PROBLEM REQUIREMENTS: Below are entries. Pull out all lines containing "Music".

DATA SHOWN:
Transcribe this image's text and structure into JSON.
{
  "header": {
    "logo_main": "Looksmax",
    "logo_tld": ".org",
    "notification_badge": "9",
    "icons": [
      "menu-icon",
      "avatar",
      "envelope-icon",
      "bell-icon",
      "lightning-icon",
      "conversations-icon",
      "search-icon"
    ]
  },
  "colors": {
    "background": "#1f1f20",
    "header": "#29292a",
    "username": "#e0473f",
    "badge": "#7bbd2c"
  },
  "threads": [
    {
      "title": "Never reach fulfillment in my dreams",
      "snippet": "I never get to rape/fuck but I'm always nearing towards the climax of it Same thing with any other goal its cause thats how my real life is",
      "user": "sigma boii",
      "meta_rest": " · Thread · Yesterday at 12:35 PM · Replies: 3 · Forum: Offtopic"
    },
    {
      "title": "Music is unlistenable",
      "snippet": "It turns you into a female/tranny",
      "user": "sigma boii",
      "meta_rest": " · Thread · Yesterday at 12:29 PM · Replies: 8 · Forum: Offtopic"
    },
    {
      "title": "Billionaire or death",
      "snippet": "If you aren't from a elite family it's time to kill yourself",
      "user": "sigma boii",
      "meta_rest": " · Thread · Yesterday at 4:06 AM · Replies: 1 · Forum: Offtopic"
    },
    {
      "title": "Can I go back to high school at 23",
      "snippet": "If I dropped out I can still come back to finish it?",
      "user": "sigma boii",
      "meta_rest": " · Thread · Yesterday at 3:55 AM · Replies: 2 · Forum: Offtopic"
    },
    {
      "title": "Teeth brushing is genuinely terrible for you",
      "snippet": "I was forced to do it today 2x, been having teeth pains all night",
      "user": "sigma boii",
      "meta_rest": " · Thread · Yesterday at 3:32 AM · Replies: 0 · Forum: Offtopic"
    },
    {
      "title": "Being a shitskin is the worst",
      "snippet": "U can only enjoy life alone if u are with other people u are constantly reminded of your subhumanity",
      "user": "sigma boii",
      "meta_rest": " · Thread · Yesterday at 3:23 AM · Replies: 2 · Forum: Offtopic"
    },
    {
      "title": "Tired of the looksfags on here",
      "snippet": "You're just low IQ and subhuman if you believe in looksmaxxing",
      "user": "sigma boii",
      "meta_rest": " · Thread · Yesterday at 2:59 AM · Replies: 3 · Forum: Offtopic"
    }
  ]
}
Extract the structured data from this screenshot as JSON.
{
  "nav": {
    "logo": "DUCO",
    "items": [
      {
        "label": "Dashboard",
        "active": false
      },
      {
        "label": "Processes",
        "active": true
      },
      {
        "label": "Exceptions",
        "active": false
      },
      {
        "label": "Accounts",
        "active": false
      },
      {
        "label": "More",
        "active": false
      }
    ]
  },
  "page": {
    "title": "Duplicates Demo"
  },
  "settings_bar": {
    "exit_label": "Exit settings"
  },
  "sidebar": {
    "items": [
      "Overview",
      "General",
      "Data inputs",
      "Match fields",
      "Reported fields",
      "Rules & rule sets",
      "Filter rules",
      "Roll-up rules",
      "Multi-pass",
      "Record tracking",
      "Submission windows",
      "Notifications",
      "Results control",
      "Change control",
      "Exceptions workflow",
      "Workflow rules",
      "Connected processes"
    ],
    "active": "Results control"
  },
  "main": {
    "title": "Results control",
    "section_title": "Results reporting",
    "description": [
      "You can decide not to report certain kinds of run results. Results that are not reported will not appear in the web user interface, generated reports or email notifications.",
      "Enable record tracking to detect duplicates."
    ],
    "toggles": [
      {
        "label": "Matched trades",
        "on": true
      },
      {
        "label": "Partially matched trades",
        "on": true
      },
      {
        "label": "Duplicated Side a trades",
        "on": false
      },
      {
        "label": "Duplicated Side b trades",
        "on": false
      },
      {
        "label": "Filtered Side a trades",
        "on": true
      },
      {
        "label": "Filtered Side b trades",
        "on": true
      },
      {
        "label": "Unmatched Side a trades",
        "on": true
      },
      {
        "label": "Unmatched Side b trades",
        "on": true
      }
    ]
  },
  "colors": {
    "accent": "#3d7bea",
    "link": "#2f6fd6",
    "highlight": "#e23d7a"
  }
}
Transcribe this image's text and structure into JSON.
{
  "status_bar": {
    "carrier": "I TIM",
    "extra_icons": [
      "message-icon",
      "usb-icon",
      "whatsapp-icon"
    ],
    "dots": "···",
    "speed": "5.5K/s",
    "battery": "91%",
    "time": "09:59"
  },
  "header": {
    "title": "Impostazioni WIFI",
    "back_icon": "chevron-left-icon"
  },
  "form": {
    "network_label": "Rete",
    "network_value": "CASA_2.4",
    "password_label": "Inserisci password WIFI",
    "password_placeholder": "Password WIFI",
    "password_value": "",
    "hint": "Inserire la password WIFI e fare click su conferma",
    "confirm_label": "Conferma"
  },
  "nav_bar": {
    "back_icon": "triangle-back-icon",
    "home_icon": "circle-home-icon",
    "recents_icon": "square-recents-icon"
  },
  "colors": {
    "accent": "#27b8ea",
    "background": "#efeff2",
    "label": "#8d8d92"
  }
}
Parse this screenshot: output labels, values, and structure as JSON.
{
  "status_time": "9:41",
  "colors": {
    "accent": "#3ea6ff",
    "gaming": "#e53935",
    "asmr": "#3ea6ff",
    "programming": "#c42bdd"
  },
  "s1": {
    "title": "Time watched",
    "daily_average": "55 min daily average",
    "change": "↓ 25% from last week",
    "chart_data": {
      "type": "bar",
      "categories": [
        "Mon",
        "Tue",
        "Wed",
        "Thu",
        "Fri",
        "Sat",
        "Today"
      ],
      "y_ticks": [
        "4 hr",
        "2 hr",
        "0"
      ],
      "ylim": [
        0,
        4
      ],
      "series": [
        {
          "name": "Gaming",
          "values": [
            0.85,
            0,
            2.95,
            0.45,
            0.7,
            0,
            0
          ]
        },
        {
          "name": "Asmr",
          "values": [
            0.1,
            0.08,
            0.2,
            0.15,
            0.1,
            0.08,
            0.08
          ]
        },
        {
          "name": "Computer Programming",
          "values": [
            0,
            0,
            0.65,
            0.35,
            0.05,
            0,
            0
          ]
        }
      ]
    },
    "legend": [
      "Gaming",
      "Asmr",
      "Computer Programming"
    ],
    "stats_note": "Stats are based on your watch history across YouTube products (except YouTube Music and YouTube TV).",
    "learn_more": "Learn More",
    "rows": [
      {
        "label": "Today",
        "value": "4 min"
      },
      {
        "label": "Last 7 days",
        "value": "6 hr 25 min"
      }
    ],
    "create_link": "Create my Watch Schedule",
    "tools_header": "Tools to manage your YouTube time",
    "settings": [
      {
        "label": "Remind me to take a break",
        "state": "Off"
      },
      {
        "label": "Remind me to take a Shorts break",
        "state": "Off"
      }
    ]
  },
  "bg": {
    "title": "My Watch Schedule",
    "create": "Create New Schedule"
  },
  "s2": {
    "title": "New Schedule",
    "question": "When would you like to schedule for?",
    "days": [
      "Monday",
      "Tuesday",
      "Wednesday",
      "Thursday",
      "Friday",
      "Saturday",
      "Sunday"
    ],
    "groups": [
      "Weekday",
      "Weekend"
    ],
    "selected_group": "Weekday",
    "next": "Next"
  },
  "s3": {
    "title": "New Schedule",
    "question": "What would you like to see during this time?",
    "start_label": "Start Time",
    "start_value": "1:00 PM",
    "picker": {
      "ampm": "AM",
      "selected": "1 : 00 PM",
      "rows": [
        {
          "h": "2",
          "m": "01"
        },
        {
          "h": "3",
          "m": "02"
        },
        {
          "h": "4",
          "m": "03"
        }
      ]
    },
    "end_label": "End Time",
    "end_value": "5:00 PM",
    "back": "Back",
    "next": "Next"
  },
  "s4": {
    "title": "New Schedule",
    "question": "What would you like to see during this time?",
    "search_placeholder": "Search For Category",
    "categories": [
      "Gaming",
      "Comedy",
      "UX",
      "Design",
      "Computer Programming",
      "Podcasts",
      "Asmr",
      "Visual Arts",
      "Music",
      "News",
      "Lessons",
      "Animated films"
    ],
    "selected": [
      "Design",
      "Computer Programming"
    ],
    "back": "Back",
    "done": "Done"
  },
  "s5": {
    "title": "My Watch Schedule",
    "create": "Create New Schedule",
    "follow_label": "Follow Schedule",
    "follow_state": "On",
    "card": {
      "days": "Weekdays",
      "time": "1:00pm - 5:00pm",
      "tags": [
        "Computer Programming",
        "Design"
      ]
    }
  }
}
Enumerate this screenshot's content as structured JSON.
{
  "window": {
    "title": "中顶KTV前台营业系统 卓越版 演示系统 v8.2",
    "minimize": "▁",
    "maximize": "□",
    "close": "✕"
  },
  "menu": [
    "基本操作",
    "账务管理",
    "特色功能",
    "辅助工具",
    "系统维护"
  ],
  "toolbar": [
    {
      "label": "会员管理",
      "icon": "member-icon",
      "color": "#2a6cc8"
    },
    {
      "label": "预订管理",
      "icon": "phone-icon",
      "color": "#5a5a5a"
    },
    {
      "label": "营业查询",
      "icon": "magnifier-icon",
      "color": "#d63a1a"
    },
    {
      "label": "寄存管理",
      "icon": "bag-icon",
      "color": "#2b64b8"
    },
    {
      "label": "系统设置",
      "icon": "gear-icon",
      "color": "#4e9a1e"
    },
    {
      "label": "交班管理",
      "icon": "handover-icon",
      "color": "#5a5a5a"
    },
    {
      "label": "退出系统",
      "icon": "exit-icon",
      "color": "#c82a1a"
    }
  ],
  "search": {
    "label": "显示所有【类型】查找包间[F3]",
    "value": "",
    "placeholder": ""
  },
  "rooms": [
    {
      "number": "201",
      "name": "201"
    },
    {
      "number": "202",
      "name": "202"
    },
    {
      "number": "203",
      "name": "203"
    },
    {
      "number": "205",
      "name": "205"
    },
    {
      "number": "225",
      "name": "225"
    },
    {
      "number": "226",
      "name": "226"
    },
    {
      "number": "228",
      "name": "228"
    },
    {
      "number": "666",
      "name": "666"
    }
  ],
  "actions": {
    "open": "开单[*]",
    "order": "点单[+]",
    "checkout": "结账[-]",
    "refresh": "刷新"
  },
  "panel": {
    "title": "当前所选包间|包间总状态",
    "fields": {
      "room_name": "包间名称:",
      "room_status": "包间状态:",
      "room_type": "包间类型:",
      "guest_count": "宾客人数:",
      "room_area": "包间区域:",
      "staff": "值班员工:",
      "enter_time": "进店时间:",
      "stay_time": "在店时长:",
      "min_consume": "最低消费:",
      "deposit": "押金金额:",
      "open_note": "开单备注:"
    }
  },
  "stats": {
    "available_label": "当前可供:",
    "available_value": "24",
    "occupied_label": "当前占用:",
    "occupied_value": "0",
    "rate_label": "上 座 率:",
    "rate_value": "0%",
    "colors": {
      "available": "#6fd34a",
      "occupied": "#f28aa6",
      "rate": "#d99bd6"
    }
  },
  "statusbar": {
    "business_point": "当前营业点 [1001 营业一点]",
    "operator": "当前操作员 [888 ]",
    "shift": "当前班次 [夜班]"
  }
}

FULL ANSWER:
      "title": "Music is unlistenable",
    "stats_note": "Stats are based on your watch history across YouTube products (except YouTube Music and YouTube TV).",
      "Music",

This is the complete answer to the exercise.